About this task: A single number is wanted: how many lines of the data include the string "study".

*** Records supplied ***

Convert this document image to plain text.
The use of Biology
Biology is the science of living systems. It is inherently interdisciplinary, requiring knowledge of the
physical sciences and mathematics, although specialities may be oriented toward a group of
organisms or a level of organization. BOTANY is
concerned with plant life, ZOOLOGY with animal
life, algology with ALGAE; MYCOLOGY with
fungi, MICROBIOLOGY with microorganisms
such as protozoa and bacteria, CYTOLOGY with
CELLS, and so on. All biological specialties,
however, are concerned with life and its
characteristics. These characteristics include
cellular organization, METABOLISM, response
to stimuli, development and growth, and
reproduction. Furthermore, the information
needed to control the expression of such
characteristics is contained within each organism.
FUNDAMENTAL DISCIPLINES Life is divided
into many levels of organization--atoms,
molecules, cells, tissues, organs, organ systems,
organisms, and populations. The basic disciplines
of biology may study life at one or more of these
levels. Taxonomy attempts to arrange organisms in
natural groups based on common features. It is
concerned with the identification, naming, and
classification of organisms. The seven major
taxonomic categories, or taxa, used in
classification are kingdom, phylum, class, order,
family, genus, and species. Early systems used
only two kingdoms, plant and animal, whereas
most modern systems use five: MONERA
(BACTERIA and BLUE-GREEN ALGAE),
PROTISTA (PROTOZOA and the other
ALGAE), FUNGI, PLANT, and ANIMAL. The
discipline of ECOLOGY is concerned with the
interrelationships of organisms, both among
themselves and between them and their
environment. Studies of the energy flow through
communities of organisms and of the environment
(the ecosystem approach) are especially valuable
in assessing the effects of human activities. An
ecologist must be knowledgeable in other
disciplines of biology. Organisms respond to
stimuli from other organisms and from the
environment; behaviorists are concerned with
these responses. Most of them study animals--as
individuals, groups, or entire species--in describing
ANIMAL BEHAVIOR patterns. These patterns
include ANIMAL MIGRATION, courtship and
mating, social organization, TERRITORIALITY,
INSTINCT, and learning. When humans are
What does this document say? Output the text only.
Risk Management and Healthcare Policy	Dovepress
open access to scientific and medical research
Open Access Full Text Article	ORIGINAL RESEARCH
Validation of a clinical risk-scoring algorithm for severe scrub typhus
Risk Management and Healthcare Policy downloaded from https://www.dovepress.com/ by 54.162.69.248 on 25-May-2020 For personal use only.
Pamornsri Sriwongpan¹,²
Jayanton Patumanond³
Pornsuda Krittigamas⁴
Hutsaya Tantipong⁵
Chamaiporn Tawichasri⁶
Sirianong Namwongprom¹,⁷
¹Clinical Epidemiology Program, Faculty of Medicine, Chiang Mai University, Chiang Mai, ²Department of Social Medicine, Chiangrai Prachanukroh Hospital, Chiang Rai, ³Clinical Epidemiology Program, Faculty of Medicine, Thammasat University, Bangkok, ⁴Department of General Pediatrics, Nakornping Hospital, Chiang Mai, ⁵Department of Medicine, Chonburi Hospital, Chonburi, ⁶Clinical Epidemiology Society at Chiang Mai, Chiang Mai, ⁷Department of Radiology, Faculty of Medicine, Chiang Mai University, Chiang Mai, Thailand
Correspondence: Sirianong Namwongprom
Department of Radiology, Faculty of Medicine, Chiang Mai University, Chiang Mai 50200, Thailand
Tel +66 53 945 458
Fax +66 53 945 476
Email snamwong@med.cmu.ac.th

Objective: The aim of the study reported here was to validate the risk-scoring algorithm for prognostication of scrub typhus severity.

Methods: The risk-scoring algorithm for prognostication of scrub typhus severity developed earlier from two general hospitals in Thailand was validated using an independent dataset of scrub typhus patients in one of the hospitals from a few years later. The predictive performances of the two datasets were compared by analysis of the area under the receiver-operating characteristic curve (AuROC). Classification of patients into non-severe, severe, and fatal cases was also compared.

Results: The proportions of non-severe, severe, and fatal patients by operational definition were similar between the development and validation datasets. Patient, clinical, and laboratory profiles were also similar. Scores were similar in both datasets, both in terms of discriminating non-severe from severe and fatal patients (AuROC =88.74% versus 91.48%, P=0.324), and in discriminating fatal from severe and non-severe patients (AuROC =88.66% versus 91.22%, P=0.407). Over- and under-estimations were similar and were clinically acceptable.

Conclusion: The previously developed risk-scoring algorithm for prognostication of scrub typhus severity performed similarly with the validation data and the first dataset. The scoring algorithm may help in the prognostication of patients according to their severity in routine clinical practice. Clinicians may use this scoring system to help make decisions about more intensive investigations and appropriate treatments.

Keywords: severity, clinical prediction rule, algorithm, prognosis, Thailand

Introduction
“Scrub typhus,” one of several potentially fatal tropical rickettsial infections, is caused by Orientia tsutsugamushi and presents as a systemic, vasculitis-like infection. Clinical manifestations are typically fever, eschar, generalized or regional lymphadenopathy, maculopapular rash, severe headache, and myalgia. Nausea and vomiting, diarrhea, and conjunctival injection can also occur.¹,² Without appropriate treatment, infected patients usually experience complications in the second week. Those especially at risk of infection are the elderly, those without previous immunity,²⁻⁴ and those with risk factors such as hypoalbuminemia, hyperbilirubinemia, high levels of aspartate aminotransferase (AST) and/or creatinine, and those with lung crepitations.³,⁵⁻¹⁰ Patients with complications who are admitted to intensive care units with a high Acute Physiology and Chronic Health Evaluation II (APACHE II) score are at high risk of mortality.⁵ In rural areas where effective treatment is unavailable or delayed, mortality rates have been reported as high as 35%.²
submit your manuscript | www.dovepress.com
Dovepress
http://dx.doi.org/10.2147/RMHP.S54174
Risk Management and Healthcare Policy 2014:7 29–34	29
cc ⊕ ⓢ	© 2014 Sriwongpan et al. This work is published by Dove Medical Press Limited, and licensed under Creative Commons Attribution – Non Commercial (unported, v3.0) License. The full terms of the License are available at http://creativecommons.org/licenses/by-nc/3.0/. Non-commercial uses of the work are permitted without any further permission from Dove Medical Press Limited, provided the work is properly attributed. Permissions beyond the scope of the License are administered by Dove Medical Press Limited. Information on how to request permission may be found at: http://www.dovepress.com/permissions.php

***

Output of the task: 3